- **TASK GOAL**: Copy each line that has the string "source" somewhere in it.

- **PROVIDED ENTRIES**:
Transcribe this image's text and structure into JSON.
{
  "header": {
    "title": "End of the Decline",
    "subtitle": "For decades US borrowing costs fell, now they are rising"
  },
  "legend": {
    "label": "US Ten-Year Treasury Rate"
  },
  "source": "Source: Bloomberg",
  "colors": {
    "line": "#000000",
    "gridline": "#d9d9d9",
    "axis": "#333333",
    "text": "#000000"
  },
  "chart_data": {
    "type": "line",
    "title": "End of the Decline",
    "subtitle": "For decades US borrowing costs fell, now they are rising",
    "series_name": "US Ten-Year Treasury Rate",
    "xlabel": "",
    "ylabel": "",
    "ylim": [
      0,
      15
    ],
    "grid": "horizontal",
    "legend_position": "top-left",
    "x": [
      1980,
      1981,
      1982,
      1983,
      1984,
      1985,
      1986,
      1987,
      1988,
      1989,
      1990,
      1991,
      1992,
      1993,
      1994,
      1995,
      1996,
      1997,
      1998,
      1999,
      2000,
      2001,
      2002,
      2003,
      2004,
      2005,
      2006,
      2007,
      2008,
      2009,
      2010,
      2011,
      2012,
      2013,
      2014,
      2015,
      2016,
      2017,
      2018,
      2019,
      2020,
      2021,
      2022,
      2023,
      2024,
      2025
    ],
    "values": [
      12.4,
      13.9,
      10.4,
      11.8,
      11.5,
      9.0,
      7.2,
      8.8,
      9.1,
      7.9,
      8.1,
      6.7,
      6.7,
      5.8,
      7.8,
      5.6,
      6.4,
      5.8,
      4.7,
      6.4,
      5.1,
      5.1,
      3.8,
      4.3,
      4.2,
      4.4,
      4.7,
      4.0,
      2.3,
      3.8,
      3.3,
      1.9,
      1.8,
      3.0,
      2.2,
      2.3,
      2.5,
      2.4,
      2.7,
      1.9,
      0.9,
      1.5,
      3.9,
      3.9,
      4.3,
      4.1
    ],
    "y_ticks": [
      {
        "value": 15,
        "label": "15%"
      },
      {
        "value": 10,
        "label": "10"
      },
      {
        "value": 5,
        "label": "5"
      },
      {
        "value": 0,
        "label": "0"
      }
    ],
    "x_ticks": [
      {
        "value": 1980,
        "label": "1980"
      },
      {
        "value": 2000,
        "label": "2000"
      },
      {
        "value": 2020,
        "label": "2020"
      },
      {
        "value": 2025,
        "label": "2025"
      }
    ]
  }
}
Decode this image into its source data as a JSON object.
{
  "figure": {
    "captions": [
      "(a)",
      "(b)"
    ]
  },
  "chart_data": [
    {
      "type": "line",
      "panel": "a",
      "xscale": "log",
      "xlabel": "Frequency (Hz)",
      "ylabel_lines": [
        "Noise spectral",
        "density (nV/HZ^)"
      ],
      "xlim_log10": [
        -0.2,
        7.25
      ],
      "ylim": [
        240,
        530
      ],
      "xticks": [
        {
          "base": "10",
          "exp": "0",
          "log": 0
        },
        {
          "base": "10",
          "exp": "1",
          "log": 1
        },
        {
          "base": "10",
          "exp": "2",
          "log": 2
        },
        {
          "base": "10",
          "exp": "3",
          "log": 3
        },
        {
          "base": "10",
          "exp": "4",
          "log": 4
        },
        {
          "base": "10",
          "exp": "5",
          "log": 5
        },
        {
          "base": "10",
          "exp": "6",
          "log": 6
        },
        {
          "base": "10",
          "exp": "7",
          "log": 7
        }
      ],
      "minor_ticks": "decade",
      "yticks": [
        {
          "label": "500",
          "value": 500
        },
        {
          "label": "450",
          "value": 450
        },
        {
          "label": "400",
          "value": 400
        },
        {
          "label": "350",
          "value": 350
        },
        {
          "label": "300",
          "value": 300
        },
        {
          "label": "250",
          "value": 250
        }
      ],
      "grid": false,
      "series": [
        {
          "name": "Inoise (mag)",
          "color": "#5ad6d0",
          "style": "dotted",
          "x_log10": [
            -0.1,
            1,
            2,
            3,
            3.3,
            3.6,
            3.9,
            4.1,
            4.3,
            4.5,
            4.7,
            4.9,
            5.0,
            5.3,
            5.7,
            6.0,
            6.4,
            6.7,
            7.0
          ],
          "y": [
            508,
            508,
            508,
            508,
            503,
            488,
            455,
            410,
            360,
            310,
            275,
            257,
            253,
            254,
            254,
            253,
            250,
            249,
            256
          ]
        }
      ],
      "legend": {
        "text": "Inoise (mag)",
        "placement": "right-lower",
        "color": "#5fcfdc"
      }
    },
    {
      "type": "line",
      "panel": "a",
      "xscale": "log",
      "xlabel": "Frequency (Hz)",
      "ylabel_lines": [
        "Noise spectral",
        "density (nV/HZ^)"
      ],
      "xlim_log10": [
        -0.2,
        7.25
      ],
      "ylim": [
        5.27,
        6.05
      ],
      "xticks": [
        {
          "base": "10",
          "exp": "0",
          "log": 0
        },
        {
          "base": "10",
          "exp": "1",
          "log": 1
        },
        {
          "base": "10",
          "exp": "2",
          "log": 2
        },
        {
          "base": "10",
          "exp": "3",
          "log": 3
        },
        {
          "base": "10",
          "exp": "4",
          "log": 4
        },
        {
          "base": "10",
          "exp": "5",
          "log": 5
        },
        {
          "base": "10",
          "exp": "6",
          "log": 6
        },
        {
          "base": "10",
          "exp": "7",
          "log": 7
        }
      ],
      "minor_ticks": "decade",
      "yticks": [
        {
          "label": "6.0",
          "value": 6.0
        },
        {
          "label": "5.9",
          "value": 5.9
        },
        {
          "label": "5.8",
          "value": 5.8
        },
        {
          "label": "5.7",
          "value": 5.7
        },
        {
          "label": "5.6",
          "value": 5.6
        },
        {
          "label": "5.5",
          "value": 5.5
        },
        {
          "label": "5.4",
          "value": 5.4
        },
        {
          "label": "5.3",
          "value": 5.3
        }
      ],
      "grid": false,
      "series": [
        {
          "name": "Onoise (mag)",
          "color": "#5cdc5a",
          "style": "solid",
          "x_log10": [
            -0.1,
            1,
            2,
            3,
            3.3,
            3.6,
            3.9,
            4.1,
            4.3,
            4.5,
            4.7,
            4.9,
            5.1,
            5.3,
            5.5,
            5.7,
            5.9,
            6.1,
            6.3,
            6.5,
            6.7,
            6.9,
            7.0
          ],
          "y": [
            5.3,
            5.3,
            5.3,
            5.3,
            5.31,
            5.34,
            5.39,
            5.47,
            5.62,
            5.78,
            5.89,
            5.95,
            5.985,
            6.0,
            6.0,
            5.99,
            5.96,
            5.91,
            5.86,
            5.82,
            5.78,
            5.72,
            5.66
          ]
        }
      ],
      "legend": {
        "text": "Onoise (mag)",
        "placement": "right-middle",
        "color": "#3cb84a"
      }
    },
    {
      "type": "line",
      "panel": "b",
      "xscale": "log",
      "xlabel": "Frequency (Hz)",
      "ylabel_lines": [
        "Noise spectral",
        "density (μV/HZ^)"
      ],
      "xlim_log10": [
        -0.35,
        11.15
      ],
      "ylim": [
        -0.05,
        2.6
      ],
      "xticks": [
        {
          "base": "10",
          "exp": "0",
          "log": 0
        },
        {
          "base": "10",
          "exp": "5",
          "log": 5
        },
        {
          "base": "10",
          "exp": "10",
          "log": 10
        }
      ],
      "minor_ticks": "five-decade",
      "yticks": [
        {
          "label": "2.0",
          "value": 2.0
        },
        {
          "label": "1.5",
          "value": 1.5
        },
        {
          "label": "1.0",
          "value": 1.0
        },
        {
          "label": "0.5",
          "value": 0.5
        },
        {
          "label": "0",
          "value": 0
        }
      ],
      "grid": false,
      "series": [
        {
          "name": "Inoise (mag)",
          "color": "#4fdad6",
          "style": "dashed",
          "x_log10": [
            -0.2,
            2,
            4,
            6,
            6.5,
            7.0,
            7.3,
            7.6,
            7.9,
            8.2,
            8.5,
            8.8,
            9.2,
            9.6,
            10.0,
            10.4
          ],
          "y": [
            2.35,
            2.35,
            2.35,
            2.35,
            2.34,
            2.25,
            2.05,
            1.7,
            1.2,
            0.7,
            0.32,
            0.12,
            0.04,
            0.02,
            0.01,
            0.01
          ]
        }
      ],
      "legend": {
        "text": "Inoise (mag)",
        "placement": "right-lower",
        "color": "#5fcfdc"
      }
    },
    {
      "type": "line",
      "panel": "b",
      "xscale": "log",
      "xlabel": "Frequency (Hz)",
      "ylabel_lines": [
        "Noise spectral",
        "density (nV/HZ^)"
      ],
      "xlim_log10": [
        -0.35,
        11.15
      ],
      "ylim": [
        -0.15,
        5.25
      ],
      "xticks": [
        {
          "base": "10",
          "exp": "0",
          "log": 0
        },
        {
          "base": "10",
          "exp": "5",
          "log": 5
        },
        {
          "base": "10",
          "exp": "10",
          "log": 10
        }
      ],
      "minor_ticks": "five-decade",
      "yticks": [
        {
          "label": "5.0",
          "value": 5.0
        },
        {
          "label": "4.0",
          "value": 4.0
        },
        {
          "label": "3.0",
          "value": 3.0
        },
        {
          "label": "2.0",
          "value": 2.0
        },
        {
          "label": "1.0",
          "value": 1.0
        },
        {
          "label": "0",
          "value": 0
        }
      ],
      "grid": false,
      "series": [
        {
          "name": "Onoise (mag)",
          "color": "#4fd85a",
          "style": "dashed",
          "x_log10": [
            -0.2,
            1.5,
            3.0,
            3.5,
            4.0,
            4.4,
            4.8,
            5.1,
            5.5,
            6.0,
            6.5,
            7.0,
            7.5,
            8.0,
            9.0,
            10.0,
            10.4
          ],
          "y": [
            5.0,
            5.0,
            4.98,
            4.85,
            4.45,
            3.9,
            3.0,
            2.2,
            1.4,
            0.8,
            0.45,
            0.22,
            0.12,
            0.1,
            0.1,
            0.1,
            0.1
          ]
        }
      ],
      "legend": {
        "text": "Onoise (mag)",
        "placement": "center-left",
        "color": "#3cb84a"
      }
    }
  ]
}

- **ANSWER BELOW**:
  "source": "Source: Bloomberg",
Decode this image into its source data as a JSON object.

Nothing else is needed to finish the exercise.